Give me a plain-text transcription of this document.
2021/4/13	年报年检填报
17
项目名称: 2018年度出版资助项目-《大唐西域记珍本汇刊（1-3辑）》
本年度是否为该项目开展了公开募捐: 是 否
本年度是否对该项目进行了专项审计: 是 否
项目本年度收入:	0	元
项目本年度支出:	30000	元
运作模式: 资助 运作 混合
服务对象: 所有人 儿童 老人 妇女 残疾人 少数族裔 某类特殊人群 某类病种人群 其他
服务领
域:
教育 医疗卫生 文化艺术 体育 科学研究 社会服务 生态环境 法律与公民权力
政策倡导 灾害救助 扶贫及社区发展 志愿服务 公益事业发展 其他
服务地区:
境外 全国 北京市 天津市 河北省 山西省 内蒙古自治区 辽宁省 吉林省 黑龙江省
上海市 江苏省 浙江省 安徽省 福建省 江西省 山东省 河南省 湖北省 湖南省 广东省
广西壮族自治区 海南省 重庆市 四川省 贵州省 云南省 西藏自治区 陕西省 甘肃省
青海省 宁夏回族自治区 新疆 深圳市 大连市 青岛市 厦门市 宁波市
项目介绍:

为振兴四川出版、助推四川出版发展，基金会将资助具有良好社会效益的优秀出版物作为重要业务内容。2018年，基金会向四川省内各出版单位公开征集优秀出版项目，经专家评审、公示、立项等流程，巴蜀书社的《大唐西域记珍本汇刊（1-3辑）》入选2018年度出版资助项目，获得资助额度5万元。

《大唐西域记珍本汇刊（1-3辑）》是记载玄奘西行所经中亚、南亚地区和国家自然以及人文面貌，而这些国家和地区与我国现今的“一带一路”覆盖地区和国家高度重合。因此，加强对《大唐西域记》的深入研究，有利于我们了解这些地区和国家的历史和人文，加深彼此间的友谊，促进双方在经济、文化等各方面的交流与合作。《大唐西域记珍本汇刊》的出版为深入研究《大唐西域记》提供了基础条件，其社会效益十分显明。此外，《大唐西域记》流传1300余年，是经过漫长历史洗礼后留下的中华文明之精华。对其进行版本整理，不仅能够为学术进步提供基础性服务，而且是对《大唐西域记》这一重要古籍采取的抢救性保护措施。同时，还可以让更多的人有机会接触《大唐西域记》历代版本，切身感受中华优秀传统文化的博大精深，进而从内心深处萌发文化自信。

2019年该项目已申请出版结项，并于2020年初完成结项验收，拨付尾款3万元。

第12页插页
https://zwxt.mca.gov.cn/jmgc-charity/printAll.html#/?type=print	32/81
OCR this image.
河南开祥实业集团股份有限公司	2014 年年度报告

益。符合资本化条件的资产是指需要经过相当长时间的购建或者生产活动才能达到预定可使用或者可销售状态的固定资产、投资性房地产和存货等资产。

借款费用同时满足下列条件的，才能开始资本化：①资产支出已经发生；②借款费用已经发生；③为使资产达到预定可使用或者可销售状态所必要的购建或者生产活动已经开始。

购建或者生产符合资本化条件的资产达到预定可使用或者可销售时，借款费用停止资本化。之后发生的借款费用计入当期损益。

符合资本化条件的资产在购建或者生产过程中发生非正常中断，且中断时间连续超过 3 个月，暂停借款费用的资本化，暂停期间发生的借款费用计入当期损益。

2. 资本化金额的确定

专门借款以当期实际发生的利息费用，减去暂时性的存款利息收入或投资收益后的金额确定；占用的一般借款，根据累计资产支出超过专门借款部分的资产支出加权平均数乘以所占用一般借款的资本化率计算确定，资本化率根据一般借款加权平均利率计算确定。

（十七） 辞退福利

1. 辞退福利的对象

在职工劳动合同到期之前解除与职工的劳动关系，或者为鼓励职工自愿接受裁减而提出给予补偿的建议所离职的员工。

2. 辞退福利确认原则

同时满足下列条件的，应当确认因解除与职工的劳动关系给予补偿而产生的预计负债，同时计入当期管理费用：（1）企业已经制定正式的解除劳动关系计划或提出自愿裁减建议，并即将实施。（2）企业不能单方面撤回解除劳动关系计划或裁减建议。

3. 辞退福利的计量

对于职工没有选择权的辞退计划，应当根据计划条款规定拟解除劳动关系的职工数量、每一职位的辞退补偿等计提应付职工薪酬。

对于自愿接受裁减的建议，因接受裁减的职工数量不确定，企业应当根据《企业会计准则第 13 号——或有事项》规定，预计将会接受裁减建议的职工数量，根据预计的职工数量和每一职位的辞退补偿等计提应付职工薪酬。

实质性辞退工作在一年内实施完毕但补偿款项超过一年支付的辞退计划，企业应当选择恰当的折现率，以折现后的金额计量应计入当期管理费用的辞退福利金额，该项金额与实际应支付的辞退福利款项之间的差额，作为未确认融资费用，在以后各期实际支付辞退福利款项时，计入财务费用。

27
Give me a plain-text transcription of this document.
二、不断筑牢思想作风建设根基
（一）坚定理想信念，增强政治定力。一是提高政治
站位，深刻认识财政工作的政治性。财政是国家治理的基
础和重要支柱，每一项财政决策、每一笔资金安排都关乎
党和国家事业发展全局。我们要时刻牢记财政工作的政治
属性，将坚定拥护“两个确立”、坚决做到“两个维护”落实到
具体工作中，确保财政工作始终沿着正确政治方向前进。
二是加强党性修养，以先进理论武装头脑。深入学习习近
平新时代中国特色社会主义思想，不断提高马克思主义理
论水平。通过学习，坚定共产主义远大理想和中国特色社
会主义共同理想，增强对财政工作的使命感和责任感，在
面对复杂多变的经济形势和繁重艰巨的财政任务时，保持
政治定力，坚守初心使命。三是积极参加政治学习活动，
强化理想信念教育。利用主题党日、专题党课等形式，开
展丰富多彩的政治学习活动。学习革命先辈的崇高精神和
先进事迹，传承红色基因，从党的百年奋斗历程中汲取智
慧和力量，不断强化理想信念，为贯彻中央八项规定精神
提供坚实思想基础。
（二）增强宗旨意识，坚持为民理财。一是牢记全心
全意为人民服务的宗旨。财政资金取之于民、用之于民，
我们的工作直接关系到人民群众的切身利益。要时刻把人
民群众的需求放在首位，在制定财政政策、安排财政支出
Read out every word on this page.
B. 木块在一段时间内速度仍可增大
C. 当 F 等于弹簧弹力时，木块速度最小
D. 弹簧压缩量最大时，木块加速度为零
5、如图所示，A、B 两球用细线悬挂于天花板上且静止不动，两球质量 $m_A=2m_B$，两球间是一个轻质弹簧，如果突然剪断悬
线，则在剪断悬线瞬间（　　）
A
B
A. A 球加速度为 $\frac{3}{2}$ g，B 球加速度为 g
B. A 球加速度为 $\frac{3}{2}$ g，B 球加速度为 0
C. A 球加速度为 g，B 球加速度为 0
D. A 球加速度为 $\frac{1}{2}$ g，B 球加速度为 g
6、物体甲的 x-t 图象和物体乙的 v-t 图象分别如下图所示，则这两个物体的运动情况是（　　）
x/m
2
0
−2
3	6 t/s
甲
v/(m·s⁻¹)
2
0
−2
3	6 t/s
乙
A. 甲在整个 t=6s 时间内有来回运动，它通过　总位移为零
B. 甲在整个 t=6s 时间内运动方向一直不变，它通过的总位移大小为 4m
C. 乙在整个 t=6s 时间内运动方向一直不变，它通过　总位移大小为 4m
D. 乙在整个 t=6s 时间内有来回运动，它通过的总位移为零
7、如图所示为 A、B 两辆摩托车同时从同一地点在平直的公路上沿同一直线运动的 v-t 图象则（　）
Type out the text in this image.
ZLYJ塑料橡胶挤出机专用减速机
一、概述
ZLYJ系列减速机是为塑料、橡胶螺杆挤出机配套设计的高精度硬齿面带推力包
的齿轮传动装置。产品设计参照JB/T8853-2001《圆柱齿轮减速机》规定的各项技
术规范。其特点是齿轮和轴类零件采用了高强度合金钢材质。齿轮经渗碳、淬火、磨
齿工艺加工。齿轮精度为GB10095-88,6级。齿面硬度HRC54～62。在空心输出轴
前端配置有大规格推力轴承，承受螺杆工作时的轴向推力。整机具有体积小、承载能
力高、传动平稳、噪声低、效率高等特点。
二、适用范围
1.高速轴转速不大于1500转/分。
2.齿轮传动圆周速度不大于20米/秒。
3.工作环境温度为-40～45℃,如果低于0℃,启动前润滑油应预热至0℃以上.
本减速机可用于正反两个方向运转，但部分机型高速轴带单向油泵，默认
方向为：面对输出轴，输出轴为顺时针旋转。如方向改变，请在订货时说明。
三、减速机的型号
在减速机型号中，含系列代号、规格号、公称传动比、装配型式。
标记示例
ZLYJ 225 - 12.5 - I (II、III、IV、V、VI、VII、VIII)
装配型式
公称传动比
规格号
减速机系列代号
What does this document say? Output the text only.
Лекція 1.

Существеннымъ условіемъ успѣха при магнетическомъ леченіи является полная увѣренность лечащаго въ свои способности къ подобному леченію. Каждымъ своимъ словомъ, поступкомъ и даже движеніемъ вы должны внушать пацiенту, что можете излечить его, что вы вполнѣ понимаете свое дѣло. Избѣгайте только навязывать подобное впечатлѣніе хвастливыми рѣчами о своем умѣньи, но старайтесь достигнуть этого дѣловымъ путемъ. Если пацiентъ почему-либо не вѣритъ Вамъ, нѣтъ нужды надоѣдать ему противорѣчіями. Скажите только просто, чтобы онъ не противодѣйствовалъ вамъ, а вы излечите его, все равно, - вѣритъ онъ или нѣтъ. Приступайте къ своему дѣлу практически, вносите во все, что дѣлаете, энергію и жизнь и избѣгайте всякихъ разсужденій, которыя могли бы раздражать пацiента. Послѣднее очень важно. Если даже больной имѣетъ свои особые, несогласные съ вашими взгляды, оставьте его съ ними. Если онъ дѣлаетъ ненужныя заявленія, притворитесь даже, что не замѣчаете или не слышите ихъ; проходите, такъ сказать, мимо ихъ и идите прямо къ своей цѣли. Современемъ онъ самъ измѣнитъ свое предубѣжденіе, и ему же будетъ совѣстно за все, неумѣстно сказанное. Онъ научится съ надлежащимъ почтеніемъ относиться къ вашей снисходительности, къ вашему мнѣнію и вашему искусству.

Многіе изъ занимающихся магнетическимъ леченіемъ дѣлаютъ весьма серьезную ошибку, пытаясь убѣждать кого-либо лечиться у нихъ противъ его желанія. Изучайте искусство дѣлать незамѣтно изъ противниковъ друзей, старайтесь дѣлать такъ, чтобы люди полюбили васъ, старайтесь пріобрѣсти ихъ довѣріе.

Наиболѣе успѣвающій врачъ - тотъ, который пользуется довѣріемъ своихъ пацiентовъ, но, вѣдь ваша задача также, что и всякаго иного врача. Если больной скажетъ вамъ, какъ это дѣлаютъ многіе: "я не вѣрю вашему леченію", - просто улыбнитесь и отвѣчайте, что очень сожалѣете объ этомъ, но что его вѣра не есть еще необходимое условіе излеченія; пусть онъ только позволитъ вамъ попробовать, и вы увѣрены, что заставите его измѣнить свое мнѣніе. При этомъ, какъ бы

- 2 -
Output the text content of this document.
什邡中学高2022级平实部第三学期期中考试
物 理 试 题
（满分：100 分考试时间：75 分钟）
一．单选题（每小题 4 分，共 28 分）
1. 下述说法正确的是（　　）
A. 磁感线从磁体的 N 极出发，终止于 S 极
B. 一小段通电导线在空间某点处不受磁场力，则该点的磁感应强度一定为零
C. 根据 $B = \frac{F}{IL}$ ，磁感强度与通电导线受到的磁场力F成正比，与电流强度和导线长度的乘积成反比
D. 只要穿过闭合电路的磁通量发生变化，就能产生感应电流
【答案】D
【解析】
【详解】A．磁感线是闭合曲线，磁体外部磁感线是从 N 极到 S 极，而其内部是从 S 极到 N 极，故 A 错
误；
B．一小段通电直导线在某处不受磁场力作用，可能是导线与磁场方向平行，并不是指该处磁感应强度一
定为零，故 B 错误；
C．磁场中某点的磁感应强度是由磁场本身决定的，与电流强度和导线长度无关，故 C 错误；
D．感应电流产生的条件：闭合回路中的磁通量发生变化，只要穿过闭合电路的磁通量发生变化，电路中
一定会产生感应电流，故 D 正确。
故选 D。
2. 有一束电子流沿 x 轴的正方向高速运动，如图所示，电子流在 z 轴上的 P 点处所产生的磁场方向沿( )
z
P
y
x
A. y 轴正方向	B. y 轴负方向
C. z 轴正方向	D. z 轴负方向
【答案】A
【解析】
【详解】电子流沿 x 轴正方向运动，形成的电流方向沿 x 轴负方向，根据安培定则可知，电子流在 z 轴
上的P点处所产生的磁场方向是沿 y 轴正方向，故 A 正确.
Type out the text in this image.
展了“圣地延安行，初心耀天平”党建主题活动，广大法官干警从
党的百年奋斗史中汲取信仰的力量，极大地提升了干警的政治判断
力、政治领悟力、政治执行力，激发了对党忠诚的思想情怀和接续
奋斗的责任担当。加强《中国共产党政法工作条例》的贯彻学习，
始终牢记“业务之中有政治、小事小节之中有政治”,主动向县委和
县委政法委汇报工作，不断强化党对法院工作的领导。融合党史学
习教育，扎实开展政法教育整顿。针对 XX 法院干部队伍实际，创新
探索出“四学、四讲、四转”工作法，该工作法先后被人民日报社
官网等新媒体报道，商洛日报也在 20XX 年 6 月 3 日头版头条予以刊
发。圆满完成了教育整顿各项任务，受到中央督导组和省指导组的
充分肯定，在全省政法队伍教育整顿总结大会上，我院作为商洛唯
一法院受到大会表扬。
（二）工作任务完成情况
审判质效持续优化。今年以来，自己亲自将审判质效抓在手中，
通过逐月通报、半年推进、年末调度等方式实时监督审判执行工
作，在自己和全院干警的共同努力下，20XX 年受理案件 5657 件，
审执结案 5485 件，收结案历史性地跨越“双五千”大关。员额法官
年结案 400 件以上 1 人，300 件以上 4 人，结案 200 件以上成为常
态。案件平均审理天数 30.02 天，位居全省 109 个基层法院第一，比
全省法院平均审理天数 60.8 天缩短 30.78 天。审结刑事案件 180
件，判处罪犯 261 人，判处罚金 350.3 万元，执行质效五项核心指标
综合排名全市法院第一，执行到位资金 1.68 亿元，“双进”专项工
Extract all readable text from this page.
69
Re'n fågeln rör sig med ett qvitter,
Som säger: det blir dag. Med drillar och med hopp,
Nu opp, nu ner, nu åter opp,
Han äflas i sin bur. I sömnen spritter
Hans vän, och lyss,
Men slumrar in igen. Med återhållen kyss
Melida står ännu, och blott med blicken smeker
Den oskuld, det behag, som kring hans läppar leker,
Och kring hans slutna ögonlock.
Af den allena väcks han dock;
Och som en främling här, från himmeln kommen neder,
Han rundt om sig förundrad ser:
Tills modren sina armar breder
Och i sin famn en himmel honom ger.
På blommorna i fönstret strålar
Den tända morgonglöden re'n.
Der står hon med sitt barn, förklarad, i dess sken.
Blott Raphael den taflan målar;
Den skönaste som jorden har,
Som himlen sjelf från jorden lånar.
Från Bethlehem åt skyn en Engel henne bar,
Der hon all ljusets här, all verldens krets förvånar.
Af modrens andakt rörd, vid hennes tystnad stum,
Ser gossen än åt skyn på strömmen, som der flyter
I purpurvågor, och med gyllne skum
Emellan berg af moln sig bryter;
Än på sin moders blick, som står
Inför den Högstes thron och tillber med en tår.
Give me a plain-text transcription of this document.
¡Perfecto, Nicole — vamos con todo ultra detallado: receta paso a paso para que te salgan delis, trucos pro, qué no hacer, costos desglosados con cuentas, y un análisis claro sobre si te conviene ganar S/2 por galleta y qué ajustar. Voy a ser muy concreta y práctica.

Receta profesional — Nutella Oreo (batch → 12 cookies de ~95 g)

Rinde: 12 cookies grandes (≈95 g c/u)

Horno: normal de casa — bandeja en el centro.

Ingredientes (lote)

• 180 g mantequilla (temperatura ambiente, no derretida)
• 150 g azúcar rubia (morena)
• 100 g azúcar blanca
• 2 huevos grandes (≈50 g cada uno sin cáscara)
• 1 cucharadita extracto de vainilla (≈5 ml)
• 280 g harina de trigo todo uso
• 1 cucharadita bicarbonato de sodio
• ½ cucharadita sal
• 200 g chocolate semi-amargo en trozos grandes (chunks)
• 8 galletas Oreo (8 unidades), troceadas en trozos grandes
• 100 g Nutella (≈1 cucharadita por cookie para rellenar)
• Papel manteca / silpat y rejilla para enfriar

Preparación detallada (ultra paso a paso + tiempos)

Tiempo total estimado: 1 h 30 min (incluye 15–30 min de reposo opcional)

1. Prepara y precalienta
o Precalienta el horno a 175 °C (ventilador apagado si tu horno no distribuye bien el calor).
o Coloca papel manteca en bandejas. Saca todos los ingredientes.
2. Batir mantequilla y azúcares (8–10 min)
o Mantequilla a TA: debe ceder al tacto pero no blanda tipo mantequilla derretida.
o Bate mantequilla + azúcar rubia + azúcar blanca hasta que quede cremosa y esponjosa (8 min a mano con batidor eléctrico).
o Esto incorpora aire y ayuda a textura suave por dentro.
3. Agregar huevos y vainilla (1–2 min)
════════════════════
## Exercise description
Show all lines in the entries above where the word "this" appears.

## Exercise solution
Give me a plain-text transcription of this document.
OCR this image.
Give me a plain-text transcription of this document.
Read out every word on this page.
Type out the text in this image.
What does this document say? Output the text only.
Output the text content of this document.
Type out the text in this image.
Extract all readable text from this page.
Give me a plain-text transcription of this document.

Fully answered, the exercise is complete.